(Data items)
"""

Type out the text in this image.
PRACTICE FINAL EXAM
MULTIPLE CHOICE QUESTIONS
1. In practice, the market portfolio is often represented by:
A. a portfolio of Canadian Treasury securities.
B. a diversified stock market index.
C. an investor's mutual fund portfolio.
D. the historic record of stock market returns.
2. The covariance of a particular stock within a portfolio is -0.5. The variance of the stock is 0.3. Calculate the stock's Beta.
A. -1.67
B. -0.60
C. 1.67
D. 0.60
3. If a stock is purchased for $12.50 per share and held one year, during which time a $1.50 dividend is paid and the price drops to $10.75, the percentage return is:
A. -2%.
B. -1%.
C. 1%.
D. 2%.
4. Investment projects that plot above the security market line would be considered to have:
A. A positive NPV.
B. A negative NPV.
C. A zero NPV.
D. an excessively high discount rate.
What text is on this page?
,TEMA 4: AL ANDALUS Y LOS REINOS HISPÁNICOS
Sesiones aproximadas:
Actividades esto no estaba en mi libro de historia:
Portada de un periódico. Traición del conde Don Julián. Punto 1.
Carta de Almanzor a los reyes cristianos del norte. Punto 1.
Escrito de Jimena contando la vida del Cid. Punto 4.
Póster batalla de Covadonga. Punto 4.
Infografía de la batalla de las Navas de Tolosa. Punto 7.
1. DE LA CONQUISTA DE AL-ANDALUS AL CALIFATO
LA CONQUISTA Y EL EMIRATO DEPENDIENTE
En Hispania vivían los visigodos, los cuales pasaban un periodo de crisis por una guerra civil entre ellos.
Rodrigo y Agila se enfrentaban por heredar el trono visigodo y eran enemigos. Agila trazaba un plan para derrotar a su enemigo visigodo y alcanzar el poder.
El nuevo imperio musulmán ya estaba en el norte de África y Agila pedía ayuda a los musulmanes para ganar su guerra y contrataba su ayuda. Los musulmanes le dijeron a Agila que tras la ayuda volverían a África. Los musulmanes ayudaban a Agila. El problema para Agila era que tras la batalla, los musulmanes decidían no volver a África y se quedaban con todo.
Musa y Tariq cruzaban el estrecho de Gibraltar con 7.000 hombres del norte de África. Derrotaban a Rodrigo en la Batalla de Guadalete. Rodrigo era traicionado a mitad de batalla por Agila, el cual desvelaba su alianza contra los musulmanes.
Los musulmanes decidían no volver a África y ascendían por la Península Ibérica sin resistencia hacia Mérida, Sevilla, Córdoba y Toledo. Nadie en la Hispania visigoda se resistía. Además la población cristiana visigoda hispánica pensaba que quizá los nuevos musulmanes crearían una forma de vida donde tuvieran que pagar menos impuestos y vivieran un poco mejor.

"""

# SET PROBLEM:
Repeat the material in full, exactly as it stands.

# SOLUTION:
Type out the text in this image.
PRACTICE FINAL EXAM
MULTIPLE CHOICE QUESTIONS
1. In practice, the market portfolio is often represented by:
A. a portfolio of Canadian Treasury securities.
B. a diversified stock market index.
C. an investor's mutual fund portfolio.
D. the historic record of stock market returns.
2. The covariance of a particular stock within a portfolio is -0.5. The variance of the stock is 0.3. Calculate the stock's Beta.
A. -1.67
B. -0.60
C. 1.67
D. 0.60
3. If a stock is purchased for $12.50 per share and held one year, during which time a $1.50 dividend is paid and the price drops to $10.75, the percentage return is:
A. -2%.
B. -1%.
C. 1%.
D. 2%.
4. Investment projects that plot above the security market line would be considered to have:
A. A positive NPV.
B. A negative NPV.
C. A zero NPV.
D. an excessively high discount rate.
What text is on this page?
,TEMA 4: AL ANDALUS Y LOS REINOS HISPÁNICOS
Sesiones aproximadas:
Actividades esto no estaba en mi libro de historia:
Portada de un periódico. Traición del conde Don Julián. Punto 1.
Carta de Almanzor a los reyes cristianos del norte. Punto 1.
Escrito de Jimena contando la vida del Cid. Punto 4.
Póster batalla de Covadonga. Punto 4.
Infografía de la batalla de las Navas de Tolosa. Punto 7.
1. DE LA CONQUISTA DE AL-ANDALUS AL CALIFATO
LA CONQUISTA Y EL EMIRATO DEPENDIENTE
En Hispania vivían los visigodos, los cuales pasaban un periodo de crisis por una guerra civil entre ellos.
Rodrigo y Agila se enfrentaban por heredar el trono visigodo y eran enemigos. Agila trazaba un plan para derrotar a su enemigo visigodo y alcanzar el poder.
El nuevo imperio musulmán ya estaba en el norte de África y Agila pedía ayuda a los musulmanes para ganar su guerra y contrataba su ayuda. Los musulmanes le dijeron a Agila que tras la ayuda volverían a África. Los musulmanes ayudaban a Agila. El problema para Agila era que tras la batalla, los musulmanes decidían no volver a África y se quedaban con todo.
Musa y Tariq cruzaban el estrecho de Gibraltar con 7.000 hombres del norte de África. Derrotaban a Rodrigo en la Batalla de Guadalete. Rodrigo era traicionado a mitad de batalla por Agila, el cual desvelaba su alianza contra los musulmanes.
Los musulmanes decidían no volver a África y ascendían por la Península Ibérica sin resistencia hacia Mérida, Sevilla, Córdoba y Toledo. Nadie en la Hispania visigoda se resistía. Además la población cristiana visigoda hispánica pensaba que quizá los nuevos musulmanes crearían una forma de vida donde tuvieran que pagar menos impuestos y vivieran un poco mejor.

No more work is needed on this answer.